"""

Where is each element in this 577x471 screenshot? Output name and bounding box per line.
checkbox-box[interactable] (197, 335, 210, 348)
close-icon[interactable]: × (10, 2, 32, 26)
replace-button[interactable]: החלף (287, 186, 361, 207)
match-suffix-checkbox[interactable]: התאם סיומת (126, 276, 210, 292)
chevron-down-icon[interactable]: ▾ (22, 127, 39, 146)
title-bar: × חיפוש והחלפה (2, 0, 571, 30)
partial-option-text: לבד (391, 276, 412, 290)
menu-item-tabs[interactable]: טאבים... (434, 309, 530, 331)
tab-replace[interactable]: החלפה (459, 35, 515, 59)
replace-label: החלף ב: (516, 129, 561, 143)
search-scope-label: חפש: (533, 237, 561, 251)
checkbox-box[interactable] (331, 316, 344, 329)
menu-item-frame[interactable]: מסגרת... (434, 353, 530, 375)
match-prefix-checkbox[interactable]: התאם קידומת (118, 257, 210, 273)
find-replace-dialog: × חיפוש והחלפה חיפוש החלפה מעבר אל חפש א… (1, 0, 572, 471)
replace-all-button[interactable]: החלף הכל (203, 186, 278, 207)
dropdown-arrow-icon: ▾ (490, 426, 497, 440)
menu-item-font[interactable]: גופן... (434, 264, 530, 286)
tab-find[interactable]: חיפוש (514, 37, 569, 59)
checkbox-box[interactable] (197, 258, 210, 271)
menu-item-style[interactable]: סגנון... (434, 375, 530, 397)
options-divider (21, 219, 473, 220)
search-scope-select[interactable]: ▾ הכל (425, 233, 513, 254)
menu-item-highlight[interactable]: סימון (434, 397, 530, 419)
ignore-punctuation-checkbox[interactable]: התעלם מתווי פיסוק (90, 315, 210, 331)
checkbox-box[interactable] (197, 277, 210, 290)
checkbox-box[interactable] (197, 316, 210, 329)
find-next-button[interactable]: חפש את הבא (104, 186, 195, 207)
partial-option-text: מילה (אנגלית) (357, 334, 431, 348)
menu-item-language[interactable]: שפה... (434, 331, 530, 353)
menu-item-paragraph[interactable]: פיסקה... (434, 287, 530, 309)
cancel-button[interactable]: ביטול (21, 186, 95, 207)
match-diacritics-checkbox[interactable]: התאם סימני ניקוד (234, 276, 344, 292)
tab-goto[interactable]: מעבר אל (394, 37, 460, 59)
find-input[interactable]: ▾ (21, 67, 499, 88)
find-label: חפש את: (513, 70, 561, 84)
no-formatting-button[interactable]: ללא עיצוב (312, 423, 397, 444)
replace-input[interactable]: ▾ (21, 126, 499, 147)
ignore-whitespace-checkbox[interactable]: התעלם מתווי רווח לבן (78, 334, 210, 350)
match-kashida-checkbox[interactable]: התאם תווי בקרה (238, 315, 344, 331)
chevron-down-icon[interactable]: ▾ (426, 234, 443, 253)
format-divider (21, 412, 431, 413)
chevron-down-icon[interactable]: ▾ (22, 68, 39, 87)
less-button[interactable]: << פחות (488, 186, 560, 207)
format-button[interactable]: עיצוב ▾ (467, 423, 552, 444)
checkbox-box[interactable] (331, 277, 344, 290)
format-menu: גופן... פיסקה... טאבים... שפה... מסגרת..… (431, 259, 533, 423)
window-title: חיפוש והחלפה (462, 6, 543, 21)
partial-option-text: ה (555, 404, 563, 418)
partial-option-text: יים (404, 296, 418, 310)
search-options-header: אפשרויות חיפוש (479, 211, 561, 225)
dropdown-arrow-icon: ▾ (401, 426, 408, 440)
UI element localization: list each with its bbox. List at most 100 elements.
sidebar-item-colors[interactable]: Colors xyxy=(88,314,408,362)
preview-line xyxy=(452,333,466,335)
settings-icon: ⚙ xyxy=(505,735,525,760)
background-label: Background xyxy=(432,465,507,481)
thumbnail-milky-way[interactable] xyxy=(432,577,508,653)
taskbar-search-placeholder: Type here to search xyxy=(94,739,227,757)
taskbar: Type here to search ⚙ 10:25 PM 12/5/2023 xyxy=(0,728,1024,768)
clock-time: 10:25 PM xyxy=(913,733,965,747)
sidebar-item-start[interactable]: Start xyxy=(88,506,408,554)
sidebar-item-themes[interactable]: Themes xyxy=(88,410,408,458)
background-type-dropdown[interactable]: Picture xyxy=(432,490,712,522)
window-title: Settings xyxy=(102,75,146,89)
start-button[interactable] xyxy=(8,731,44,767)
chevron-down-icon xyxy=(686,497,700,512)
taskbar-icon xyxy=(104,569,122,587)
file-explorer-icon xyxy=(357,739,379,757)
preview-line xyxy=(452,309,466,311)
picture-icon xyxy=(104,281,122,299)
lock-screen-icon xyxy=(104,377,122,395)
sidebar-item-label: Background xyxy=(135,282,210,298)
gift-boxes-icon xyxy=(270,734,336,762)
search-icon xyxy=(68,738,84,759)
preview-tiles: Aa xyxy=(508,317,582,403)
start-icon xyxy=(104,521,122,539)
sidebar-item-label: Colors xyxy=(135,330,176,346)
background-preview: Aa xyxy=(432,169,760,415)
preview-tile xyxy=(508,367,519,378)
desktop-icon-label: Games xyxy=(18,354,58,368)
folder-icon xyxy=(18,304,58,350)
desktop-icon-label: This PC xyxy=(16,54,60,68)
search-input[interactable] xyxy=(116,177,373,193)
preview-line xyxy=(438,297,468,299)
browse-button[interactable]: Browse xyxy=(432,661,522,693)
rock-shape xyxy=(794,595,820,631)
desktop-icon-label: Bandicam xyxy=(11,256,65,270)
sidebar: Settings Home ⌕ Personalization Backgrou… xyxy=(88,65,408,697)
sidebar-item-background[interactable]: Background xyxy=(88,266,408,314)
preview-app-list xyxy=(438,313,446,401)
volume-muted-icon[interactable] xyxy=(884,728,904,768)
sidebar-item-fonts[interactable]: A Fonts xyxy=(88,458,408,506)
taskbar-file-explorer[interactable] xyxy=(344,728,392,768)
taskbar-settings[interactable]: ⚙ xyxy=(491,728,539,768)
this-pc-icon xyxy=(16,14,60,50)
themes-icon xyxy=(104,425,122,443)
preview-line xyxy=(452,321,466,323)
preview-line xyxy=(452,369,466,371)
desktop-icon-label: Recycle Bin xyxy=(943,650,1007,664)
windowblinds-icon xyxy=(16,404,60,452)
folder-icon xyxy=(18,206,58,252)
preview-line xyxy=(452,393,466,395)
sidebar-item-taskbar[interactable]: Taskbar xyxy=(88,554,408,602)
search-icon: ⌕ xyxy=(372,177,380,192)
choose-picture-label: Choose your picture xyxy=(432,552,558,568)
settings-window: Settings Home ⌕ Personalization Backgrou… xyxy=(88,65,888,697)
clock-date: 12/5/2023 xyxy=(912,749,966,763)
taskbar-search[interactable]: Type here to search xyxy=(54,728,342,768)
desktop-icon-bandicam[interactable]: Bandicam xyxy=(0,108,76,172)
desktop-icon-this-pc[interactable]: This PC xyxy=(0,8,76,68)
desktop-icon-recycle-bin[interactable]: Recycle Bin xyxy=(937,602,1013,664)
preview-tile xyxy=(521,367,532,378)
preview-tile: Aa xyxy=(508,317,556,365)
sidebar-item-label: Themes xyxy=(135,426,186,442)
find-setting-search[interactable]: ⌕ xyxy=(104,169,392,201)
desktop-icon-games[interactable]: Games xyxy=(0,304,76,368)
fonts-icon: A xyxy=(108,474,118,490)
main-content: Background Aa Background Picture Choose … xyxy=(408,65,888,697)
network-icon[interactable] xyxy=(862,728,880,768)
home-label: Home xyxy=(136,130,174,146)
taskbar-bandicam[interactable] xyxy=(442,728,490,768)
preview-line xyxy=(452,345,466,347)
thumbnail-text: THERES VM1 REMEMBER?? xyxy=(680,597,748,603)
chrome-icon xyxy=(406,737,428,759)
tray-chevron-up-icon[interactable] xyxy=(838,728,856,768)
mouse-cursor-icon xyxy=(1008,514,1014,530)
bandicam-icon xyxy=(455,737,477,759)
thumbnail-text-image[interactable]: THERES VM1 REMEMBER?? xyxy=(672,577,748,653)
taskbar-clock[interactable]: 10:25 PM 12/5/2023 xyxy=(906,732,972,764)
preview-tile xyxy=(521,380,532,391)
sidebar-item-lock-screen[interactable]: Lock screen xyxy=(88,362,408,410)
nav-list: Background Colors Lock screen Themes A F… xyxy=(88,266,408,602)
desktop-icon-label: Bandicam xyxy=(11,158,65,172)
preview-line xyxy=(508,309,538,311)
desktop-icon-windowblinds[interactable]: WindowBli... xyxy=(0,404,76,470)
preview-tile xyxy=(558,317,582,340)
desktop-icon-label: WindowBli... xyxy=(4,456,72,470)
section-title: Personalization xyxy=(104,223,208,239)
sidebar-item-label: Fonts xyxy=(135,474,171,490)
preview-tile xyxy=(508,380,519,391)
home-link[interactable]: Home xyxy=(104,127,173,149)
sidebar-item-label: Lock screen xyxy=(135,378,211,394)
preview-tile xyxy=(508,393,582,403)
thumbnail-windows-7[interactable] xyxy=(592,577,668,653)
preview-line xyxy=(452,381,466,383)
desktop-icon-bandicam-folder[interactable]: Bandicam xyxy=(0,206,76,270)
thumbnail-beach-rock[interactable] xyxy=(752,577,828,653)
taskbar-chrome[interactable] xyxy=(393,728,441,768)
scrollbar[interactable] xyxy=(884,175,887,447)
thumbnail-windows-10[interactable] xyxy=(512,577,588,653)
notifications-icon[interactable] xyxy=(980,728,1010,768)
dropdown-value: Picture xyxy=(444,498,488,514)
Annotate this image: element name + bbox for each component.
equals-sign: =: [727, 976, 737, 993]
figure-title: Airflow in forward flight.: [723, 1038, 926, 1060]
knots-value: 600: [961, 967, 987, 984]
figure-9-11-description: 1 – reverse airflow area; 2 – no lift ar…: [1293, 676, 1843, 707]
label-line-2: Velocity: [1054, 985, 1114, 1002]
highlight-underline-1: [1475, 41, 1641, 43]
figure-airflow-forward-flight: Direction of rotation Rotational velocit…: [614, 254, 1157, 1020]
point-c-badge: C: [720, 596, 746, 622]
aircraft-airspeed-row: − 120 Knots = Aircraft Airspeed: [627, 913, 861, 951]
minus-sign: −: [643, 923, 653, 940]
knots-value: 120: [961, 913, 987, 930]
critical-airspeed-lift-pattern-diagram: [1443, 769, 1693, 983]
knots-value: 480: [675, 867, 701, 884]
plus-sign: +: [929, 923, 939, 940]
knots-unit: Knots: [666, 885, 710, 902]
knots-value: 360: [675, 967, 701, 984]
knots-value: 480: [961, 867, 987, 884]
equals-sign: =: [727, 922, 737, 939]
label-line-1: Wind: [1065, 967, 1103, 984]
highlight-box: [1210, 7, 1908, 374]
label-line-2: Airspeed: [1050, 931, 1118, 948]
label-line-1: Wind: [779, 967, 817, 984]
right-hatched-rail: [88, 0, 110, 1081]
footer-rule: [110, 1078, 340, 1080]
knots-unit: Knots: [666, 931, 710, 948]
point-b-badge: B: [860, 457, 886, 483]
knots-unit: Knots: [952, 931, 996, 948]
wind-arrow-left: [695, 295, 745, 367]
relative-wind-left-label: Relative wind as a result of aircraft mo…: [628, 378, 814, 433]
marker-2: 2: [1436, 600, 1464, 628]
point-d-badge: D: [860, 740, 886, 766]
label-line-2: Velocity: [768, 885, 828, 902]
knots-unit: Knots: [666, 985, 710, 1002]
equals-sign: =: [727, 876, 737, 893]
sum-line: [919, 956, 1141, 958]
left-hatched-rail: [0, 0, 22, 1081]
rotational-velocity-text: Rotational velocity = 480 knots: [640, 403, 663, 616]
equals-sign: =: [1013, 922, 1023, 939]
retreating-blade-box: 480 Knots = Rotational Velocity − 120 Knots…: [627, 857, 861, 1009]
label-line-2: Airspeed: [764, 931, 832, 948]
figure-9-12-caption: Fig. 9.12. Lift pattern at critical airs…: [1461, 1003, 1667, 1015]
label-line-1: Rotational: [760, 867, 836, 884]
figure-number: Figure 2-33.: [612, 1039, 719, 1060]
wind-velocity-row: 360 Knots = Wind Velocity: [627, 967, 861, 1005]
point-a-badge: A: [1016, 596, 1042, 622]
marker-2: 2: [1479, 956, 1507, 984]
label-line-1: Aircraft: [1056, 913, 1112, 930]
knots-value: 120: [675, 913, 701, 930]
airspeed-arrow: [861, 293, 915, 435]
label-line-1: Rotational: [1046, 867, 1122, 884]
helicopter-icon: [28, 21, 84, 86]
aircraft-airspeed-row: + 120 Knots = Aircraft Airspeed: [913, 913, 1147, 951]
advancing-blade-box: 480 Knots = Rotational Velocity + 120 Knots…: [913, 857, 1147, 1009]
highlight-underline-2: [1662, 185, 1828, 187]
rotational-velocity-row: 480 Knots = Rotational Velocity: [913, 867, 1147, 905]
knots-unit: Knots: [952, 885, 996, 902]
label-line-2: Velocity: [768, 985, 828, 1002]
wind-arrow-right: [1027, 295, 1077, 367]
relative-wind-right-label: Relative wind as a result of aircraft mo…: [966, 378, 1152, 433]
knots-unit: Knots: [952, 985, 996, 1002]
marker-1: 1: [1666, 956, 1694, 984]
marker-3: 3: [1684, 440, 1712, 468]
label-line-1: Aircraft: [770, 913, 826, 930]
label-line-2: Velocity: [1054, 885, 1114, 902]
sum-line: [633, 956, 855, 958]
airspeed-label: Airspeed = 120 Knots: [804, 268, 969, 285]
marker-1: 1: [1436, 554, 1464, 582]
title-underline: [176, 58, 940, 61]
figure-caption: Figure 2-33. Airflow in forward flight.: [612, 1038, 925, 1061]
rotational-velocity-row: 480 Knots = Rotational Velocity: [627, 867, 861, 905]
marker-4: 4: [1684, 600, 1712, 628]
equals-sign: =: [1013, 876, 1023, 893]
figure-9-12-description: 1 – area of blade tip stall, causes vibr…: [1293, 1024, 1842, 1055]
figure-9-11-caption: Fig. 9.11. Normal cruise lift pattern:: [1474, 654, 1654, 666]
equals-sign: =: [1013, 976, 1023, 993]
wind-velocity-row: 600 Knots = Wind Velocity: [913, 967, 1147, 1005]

"""

→ Directions for this task:
Rewrite the stretch of rows from the start of the rows through the line containing "options-divider (21, 219, 473, 220)", putting "tick-box" wherever "checkbox-box" appears and leaving everything else as it is.

→ Written answer:
Where is each element in this 577x471 screenshot? Output name and bounding box per line.
tick-box[interactable] (197, 335, 210, 348)
close-icon[interactable]: × (10, 2, 32, 26)
replace-button[interactable]: החלף (287, 186, 361, 207)
match-suffix-checkbox[interactable]: התאם סיומת (126, 276, 210, 292)
chevron-down-icon[interactable]: ▾ (22, 127, 39, 146)
title-bar: × חיפוש והחלפה (2, 0, 571, 30)
partial-option-text: לבד (391, 276, 412, 290)
menu-item-tabs[interactable]: טאבים... (434, 309, 530, 331)
tab-replace[interactable]: החלפה (459, 35, 515, 59)
replace-label: החלף ב: (516, 129, 561, 143)
search-scope-label: חפש: (533, 237, 561, 251)
tick-box[interactable] (331, 316, 344, 329)
menu-item-frame[interactable]: מסגרת... (434, 353, 530, 375)
match-prefix-checkbox[interactable]: התאם קידומת (118, 257, 210, 273)
find-replace-dialog: × חיפוש והחלפה חיפוש החלפה מעבר אל חפש א… (1, 0, 572, 471)
replace-all-button[interactable]: החלף הכל (203, 186, 278, 207)
dropdown-arrow-icon: ▾ (490, 426, 497, 440)
menu-item-font[interactable]: גופן... (434, 264, 530, 286)
tab-find[interactable]: חיפוש (514, 37, 569, 59)
tick-box[interactable] (197, 258, 210, 271)
menu-item-style[interactable]: סגנון... (434, 375, 530, 397)
options-divider (21, 219, 473, 220)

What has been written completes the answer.